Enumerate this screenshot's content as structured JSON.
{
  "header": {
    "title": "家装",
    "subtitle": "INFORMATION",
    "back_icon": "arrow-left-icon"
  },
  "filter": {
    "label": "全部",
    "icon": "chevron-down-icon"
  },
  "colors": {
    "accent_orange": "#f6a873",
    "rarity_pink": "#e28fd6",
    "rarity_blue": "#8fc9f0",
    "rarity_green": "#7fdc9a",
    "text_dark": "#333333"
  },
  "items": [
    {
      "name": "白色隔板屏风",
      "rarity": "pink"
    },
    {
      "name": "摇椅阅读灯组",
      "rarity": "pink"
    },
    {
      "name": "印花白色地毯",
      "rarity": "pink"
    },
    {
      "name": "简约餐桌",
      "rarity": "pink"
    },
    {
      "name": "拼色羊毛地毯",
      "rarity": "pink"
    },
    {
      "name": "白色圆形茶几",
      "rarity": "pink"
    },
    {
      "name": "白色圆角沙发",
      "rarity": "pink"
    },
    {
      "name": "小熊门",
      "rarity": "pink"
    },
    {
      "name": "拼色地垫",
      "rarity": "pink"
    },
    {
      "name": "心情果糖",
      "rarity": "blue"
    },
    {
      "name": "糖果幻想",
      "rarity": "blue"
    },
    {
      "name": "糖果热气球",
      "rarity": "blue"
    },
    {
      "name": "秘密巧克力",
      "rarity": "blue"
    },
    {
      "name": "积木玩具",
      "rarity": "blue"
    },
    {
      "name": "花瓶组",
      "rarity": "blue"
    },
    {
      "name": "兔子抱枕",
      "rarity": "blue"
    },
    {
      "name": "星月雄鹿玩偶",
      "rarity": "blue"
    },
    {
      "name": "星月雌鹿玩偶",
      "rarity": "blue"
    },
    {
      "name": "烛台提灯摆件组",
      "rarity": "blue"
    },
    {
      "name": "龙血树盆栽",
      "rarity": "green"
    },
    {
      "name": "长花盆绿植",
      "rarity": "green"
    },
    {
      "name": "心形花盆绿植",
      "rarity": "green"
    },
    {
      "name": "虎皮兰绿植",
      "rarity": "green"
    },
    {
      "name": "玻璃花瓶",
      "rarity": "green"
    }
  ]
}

★ ★ ★ ★

#### INSTRUCTIONS TO FOLLOW:
Your task is to reproduce the whole listing exactly.

#### THE RESPONSE:
Enumerate this screenshot's content as structured JSON.
{
  "header": {
    "title": "家装",
    "subtitle": "INFORMATION",
    "back_icon": "arrow-left-icon"
  },
  "filter": {
    "label": "全部",
    "icon": "chevron-down-icon"
  },
  "colors": {
    "accent_orange": "#f6a873",
    "rarity_pink": "#e28fd6",
    "rarity_blue": "#8fc9f0",
    "rarity_green": "#7fdc9a",
    "text_dark": "#333333"
  },
  "items": [
    {
      "name": "白色隔板屏风",
      "rarity": "pink"
    },
    {
      "name": "摇椅阅读灯组",
      "rarity": "pink"
    },
    {
      "name": "印花白色地毯",
      "rarity": "pink"
    },
    {
      "name": "简约餐桌",
      "rarity": "pink"
    },
    {
      "name": "拼色羊毛地毯",
      "rarity": "pink"
    },
    {
      "name": "白色圆形茶几",
      "rarity": "pink"
    },
    {
      "name": "白色圆角沙发",
      "rarity": "pink"
    },
    {
      "name": "小熊门",
      "rarity": "pink"
    },
    {
      "name": "拼色地垫",
      "rarity": "pink"
    },
    {
      "name": "心情果糖",
      "rarity": "blue"
    },
    {
      "name": "糖果幻想",
      "rarity": "blue"
    },
    {
      "name": "糖果热气球",
      "rarity": "blue"
    },
    {
      "name": "秘密巧克力",
      "rarity": "blue"
    },
    {
      "name": "积木玩具",
      "rarity": "blue"
    },
    {
      "name": "花瓶组",
      "rarity": "blue"
    },
    {
      "name": "兔子抱枕",
      "rarity": "blue"
    },
    {
      "name": "星月雄鹿玩偶",
      "rarity": "blue"
    },
    {
      "name": "星月雌鹿玩偶",
      "rarity": "blue"
    },
    {
      "name": "烛台提灯摆件组",
      "rarity": "blue"
    },
    {
      "name": "龙血树盆栽",
      "rarity": "green"
    },
    {
      "name": "长花盆绿植",
      "rarity": "green"
    },
    {
      "name": "心形花盆绿植",
      "rarity": "green"
    },
    {
      "name": "虎皮兰绿植",
      "rarity": "green"
    },
    {
      "name": "玻璃花瓶",
      "rarity": "green"
    }
  ]
}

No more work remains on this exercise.